- What is expected:
Find the lines that hold the word "Social" and return them.

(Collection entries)
------------------------------------

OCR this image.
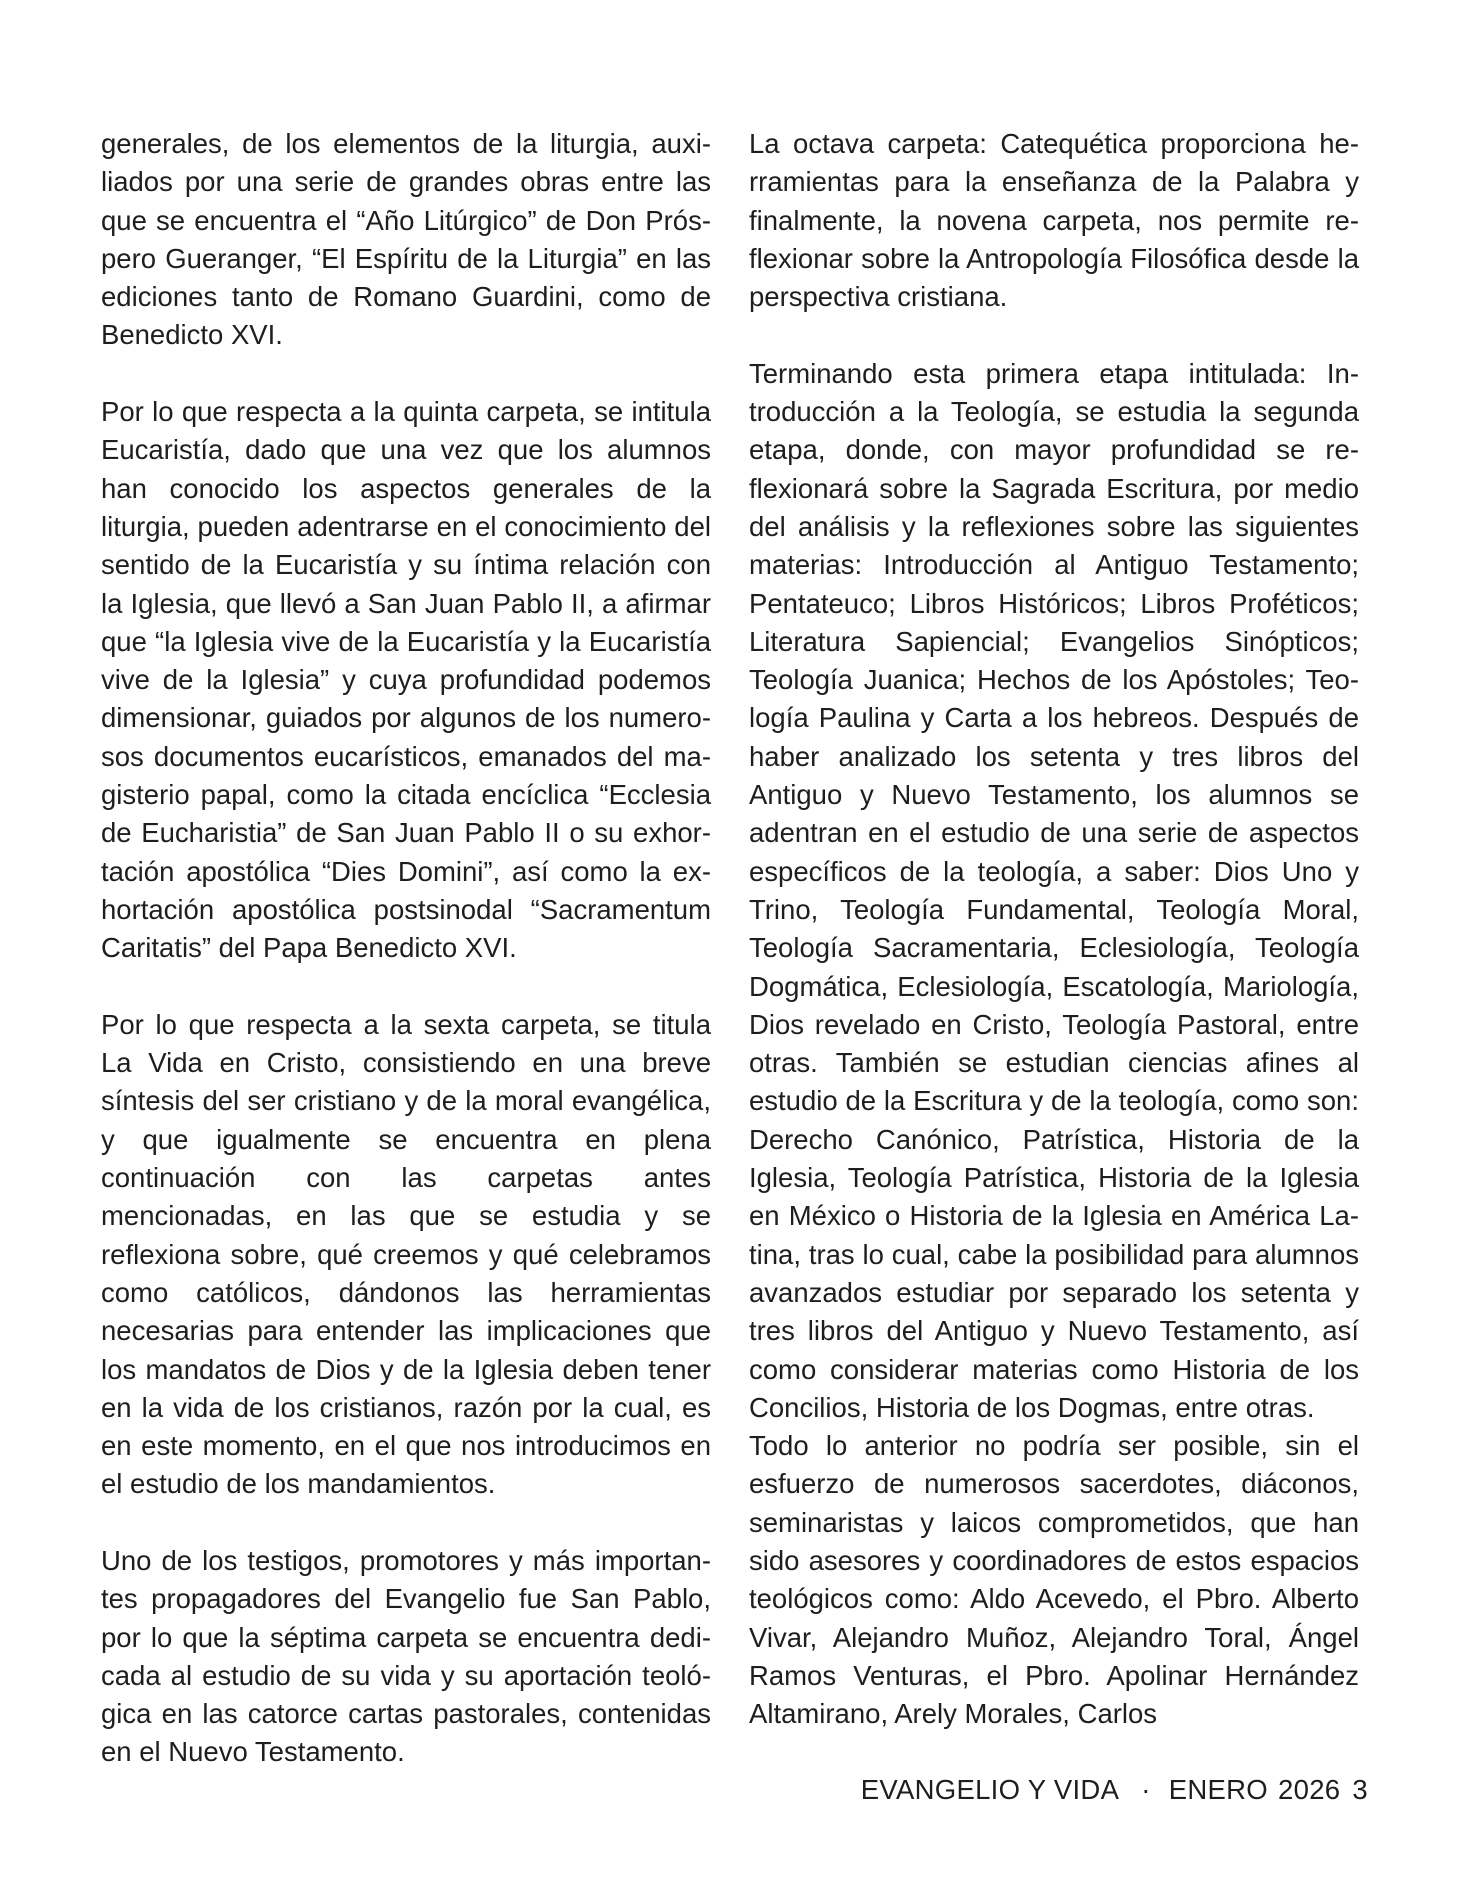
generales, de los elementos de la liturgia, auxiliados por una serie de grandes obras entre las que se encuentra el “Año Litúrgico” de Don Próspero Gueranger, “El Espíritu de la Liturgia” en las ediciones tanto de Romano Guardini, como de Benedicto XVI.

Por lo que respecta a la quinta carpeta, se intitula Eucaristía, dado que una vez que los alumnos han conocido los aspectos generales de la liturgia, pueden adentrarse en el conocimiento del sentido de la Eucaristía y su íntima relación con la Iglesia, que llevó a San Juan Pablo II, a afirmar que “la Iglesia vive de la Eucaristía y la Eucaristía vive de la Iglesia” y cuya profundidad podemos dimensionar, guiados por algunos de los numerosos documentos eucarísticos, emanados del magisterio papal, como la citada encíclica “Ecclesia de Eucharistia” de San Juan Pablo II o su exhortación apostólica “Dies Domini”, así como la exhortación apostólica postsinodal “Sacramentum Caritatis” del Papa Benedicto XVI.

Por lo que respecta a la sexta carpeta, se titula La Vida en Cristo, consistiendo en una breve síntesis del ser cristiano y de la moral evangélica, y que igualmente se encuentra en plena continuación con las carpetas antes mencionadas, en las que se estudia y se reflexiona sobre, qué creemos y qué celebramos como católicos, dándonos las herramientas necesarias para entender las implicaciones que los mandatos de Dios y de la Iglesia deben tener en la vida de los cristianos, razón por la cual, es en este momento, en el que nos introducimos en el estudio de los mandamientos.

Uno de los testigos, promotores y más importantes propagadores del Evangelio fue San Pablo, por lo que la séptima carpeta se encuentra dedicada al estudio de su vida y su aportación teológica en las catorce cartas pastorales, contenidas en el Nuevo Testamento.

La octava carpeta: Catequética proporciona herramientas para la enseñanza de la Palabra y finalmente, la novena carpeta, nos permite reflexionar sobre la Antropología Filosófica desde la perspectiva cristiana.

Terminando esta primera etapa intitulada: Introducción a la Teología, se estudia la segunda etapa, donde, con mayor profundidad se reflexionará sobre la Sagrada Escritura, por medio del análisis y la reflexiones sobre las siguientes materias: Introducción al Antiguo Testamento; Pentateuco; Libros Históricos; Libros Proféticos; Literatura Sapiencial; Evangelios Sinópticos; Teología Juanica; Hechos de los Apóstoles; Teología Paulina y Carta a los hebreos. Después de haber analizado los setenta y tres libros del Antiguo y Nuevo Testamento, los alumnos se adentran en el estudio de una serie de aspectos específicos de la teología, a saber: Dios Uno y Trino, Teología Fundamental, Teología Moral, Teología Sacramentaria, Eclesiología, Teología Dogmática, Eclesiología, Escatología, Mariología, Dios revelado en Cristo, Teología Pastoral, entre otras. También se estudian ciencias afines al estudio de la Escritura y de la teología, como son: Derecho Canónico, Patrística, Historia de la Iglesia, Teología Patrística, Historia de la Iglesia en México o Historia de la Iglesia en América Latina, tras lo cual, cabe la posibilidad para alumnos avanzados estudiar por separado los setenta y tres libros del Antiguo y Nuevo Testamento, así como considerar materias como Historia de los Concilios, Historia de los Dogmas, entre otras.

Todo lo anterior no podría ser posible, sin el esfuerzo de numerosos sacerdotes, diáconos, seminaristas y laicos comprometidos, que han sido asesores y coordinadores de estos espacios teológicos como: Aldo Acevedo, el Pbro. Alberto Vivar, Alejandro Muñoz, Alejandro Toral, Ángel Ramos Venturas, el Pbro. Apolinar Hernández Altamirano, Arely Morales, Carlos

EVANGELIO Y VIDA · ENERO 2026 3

------------------------------------

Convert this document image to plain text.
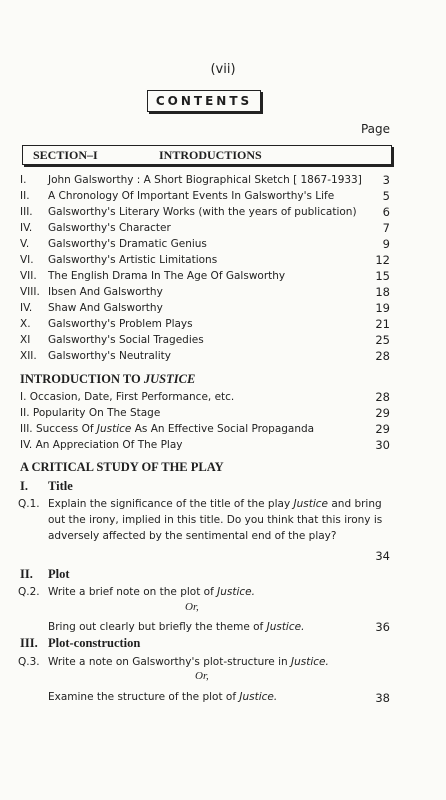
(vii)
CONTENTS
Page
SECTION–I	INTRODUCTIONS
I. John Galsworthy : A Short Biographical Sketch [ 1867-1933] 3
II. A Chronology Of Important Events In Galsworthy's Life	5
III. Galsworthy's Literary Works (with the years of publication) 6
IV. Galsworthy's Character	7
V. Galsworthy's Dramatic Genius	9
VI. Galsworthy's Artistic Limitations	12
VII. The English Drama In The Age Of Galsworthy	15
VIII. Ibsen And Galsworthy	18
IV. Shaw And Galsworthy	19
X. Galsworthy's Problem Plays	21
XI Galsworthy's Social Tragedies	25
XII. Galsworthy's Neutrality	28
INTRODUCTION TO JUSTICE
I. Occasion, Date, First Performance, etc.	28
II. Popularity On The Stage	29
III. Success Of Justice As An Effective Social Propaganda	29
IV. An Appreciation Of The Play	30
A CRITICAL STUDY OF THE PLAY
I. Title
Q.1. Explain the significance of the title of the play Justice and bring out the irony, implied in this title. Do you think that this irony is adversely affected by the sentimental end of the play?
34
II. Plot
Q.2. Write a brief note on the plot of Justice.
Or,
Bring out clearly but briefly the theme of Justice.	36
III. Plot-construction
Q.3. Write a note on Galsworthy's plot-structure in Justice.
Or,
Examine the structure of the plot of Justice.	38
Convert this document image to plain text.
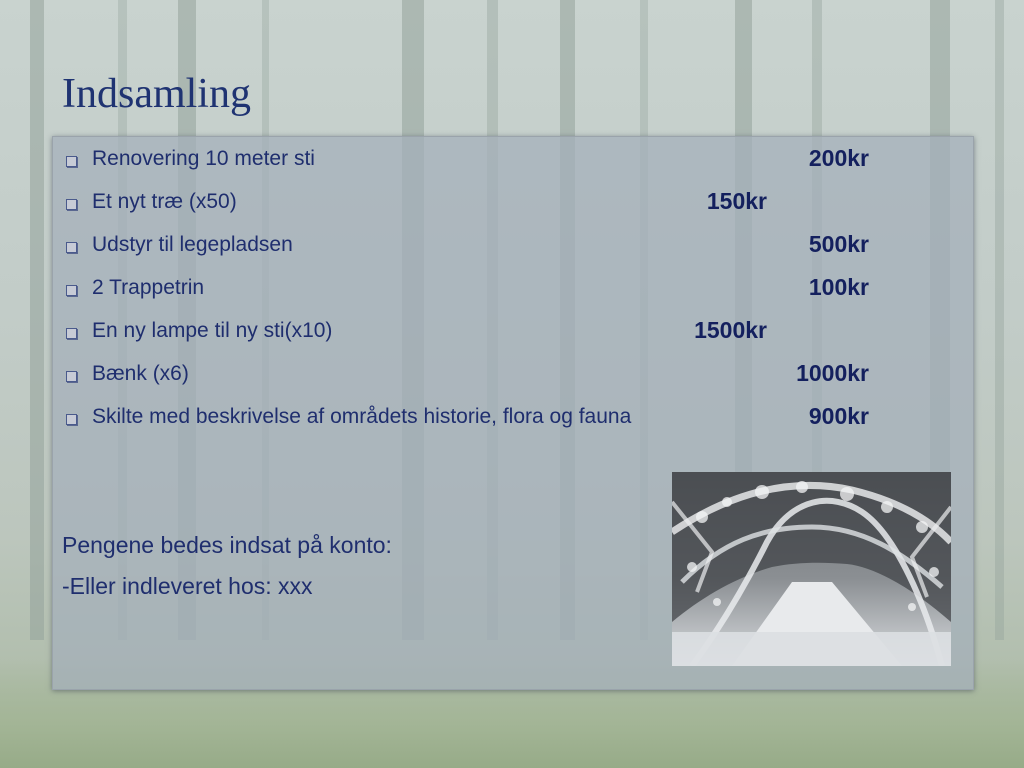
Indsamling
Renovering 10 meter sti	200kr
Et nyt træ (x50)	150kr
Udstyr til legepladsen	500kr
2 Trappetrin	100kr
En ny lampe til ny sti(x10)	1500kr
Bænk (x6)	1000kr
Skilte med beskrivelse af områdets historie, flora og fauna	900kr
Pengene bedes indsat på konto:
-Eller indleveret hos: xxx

------------------------------------

- Solution:
XI Galsworthy's Social Tragedies	25
III. Success Of Justice As An Effective Social Propaganda	29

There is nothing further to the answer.